> _Questões de estudo_:
• a. De acordo com o texto sobre o boletim Vida por Vida, de que instituição foi órgão esse boletim?
• b. Prossiga o texto sobre o boletim Vida por Vida a partir do ponto em que termina.

O escritor duriense na introdução ao seu livro, publicado pela Imprensa do Douro, em 1977, não esqueceu a importância do “Vida por Vida”, ao lembrar a tristeza que sentiu com o seu desaparecimento:

“As notas que constituem este livro foram publicadas quase todas sem o meu nome no boletim Vida por Vida.


Mas que é lá isso do boletim Vida por Vida? Responderei a esta pergunta, que o menos curioso das letras me faça, dizendo que o boletim Vida por Vida foi órgão da quase secular Associação Humanitária dos Bombeiros do Peso da Régua.


Publicou-se entre 1956 e 1974 Depois, deu-lhe o tranglomanglo. Morreu em flor. Não chegou a dar fruto.


Chama-se o tranglomanglo ao mau-olhado das bruxas e duendes, seja o que for de maligno, que não deixe ir vante, nos meios pequeninos, qualquer iniciativa útil ao comum. Nesta vila do Peso da Régua, tem assento e quartel esse mau privilégio. Sopra a qualquer lamparina acesa de oratório intelectual.


Compare-se com uma luzinha o boletim Vida por Vida. Veio o tranglomanglo, com boca de raia e pernas de rã, abafou-lhe! Deu-lhe o ar – como se diz, entre comadres, quando se fala de sopro ruim, inimigo do bem e da claridade.

> _Conjunto de material_:
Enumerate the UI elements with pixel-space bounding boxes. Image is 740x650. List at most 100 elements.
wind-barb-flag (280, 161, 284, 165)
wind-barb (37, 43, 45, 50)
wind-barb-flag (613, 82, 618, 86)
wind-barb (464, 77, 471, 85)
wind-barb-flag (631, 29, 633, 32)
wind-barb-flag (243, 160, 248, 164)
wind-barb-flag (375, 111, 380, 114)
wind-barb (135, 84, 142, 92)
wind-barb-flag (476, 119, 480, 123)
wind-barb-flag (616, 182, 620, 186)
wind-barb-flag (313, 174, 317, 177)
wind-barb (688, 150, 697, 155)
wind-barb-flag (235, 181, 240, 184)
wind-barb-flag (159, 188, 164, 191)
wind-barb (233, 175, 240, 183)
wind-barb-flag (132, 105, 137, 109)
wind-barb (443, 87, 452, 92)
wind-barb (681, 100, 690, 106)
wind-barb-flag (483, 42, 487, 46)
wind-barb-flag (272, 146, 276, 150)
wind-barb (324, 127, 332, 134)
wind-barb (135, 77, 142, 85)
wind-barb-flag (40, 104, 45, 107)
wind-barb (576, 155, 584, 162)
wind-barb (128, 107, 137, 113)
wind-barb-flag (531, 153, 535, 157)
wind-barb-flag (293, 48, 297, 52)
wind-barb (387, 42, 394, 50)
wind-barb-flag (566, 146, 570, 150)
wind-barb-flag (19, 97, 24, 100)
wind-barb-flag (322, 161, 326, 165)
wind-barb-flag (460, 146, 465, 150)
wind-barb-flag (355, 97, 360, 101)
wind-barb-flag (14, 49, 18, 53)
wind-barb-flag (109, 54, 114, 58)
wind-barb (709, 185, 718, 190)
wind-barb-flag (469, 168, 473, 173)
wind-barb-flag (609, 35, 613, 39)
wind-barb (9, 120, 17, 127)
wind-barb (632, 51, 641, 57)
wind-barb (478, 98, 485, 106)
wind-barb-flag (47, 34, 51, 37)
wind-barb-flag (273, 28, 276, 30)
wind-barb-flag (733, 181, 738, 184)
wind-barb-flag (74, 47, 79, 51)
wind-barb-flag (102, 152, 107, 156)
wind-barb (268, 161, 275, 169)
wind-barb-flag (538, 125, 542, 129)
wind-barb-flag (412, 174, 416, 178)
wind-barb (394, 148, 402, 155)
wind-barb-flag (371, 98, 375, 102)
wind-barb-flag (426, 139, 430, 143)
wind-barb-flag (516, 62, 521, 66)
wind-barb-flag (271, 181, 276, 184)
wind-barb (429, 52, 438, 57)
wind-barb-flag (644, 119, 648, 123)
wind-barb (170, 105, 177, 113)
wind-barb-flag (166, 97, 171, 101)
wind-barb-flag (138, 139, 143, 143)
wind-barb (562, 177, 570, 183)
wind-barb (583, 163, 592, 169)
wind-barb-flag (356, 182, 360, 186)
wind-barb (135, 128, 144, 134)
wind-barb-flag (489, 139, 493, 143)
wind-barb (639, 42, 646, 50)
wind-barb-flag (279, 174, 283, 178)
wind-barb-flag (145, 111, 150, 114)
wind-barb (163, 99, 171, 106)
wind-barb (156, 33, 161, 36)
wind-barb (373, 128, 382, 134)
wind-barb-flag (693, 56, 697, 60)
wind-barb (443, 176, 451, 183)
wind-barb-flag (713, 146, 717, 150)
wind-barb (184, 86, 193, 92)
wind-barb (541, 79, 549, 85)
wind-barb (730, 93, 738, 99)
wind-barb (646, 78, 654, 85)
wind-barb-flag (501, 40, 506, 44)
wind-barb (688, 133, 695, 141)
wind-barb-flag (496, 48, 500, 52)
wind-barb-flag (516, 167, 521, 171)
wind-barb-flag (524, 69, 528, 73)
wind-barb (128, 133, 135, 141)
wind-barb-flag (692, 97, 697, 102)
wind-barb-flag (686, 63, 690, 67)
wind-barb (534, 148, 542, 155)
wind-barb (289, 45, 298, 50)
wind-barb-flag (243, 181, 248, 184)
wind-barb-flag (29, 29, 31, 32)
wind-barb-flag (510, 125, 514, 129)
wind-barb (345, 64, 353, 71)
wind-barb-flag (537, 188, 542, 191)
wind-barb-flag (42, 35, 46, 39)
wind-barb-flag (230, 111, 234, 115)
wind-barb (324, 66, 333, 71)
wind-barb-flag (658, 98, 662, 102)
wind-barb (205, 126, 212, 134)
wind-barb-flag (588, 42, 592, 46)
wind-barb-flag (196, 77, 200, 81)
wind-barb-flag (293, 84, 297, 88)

> _Respostas por tarefa_:
• a. Da Associação Humanitária dos Bombeiros do Peso da Régua.

• b.
As notas que lancei no Vida por Vida foram variações de temas gratos à minha índole. As menos doces foram setas de papel disparadas pelo meu arco sempre insofrido, contra fealdades e vícios de cunho provinciano. Pouco adiantei com os disparos, porque as setas foram de papel. Mas, sosseguei o arco e a mim me sosseguei no fim de cada arremesso.

Impôs-me a obrigação de publicar este livro uma senhora que aprecia quanto escrevo.

(…)

Não é nebuloso o título do livro, A minha Pátria Pequena é a vila e o concelho do Peso da Régua. Aqui nasci, aqui vivo e aqui morrerei sem espírito provinciano. Sinto-me livre de semelhante espírito, que até nas cidades é empecilho do homem.”



O “Vida por Vida” também não passou despercebido no seio dos bombeiros. Com a devida atenção foi lido de norte a sul do país e mesmo nas ex-colónias portuguesas. Chegou a ter um número elevado de fiéis de leitores, que faziam chegar os seus comentários elogiosos. Através dele, os bombeiros da Régua serviam-se para mostrar a sua imagem de modernidade e de afirmação como um dos melhores e mais e mais eficientes corpos de bombeiros do norte, preparado e instruído pelo Comandante Carlos Cardoso.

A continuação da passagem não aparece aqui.